— start Given data —

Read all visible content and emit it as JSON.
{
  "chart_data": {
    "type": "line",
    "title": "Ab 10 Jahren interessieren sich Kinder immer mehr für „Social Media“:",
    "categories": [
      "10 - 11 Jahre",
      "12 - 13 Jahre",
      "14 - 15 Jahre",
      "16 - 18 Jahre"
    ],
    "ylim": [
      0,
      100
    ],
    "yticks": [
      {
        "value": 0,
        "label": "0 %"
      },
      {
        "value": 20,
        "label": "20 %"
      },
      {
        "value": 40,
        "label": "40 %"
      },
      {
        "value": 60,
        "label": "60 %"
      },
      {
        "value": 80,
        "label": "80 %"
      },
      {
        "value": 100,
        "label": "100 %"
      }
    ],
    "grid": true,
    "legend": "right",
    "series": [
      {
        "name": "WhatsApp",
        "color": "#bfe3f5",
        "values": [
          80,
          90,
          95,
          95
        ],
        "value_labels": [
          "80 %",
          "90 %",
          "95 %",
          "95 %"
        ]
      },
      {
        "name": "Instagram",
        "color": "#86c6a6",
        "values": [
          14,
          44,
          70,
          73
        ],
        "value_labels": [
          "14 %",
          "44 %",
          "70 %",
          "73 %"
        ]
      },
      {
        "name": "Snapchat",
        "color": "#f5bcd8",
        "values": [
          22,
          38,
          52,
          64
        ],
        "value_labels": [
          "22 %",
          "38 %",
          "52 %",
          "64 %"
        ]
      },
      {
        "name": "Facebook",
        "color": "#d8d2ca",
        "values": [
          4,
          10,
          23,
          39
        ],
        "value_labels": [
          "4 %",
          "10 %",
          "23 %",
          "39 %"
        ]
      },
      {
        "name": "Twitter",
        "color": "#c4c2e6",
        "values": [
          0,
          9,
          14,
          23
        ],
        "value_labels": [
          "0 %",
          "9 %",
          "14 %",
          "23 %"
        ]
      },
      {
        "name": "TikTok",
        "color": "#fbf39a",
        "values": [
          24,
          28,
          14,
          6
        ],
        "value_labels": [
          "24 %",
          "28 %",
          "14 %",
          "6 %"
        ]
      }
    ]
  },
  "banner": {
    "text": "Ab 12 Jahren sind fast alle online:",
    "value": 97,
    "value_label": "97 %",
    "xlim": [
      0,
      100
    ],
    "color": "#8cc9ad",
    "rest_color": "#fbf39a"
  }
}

— end Given data —

### Written instruction
Every line above should be written out again exactly as it stands.

### Output for this exercise
Read all visible content and emit it as JSON.
{
  "chart_data": {
    "type": "line",
    "title": "Ab 10 Jahren interessieren sich Kinder immer mehr für „Social Media“:",
    "categories": [
      "10 - 11 Jahre",
      "12 - 13 Jahre",
      "14 - 15 Jahre",
      "16 - 18 Jahre"
    ],
    "ylim": [
      0,
      100
    ],
    "yticks": [
      {
        "value": 0,
        "label": "0 %"
      },
      {
        "value": 20,
        "label": "20 %"
      },
      {
        "value": 40,
        "label": "40 %"
      },
      {
        "value": 60,
        "label": "60 %"
      },
      {
        "value": 80,
        "label": "80 %"
      },
      {
        "value": 100,
        "label": "100 %"
      }
    ],
    "grid": true,
    "legend": "right",
    "series": [
      {
        "name": "WhatsApp",
        "color": "#bfe3f5",
        "values": [
          80,
          90,
          95,
          95
        ],
        "value_labels": [
          "80 %",
          "90 %",
          "95 %",
          "95 %"
        ]
      },
      {
        "name": "Instagram",
        "color": "#86c6a6",
        "values": [
          14,
          44,
          70,
          73
        ],
        "value_labels": [
          "14 %",
          "44 %",
          "70 %",
          "73 %"
        ]
      },
      {
        "name": "Snapchat",
        "color": "#f5bcd8",
        "values": [
          22,
          38,
          52,
          64
        ],
        "value_labels": [
          "22 %",
          "38 %",
          "52 %",
          "64 %"
        ]
      },
      {
        "name": "Facebook",
        "color": "#d8d2ca",
        "values": [
          4,
          10,
          23,
          39
        ],
        "value_labels": [
          "4 %",
          "10 %",
          "23 %",
          "39 %"
        ]
      },
      {
        "name": "Twitter",
        "color": "#c4c2e6",
        "values": [
          0,
          9,
          14,
          23
        ],
        "value_labels": [
          "0 %",
          "9 %",
          "14 %",
          "23 %"
        ]
      },
      {
        "name": "TikTok",
        "color": "#fbf39a",
        "values": [
          24,
          28,
          14,
          6
        ],
        "value_labels": [
          "24 %",
          "28 %",
          "14 %",
          "6 %"
        ]
      }
    ]
  },
  "banner": {
    "text": "Ab 12 Jahren sind fast alle online:",
    "value": 97,
    "value_label": "97 %",
    "xlim": [
      0,
      100
    ],
    "color": "#8cc9ad",
    "rest_color": "#fbf39a"
  }
}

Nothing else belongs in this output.